• **EXERCISE DETAILS**:
From the listing below, select every line where the word "alumnos" appears.

• **RECORDS FOR THIS TASK**:
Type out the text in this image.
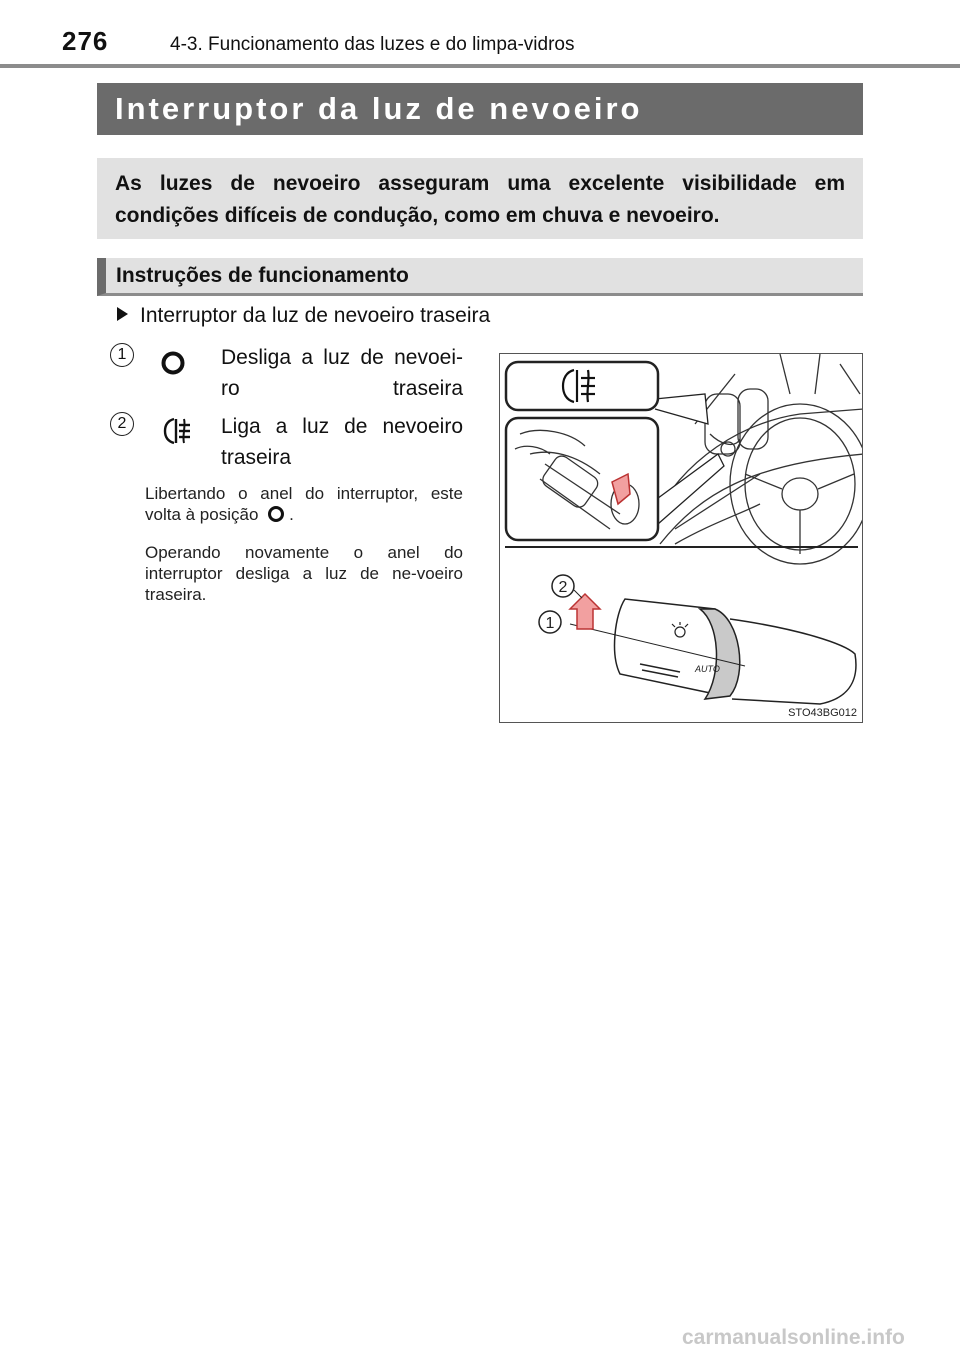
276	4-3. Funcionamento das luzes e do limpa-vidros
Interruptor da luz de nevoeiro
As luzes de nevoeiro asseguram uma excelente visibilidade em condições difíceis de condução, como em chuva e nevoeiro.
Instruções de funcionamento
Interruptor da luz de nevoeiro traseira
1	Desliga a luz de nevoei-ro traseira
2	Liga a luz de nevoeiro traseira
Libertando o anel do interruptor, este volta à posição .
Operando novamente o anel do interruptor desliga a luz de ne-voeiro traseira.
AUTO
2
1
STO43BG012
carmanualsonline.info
--
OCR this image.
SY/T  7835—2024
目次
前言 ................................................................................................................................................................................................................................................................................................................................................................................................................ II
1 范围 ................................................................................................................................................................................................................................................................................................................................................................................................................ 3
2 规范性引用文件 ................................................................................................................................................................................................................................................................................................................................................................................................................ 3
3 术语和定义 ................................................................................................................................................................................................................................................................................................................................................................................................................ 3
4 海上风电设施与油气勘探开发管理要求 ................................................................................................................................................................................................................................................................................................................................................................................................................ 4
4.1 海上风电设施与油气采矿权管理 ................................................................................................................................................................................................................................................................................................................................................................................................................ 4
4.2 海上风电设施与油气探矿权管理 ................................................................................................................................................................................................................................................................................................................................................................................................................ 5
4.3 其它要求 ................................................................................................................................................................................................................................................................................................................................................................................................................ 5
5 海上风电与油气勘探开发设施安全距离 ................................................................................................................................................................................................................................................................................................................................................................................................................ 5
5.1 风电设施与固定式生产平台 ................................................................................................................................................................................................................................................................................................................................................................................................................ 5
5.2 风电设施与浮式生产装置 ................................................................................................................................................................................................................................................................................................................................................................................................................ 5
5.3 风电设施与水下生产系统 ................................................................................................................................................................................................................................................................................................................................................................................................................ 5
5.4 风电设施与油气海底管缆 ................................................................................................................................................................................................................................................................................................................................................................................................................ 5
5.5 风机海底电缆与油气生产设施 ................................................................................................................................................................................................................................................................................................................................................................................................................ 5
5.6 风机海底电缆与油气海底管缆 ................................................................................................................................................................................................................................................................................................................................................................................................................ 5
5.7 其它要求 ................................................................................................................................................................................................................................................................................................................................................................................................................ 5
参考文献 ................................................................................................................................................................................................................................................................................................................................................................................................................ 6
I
...
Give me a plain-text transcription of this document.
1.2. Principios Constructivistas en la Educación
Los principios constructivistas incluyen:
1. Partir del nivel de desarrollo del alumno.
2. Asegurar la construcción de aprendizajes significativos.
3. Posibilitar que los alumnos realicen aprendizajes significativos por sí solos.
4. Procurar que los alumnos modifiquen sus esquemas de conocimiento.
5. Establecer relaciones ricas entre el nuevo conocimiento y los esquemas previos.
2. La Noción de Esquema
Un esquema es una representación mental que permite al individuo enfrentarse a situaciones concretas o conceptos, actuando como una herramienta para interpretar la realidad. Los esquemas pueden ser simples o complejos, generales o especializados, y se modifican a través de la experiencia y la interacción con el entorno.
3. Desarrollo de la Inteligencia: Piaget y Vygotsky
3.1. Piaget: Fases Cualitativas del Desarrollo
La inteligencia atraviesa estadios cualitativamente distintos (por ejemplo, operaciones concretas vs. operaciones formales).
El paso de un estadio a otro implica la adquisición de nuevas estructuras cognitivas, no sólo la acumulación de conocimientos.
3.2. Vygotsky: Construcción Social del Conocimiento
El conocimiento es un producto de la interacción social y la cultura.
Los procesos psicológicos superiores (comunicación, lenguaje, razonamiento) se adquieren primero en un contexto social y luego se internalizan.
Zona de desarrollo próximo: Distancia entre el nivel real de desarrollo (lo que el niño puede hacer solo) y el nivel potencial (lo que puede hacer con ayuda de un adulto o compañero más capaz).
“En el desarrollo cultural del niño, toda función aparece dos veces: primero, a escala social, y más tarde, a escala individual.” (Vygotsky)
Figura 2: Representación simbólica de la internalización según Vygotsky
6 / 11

• **ANSWER TO THE TASK**:
3. Posibilitar que los alumnos realicen aprendizajes significativos por sí solos.
4. Procurar que los alumnos modifiquen sus esquemas de conocimiento.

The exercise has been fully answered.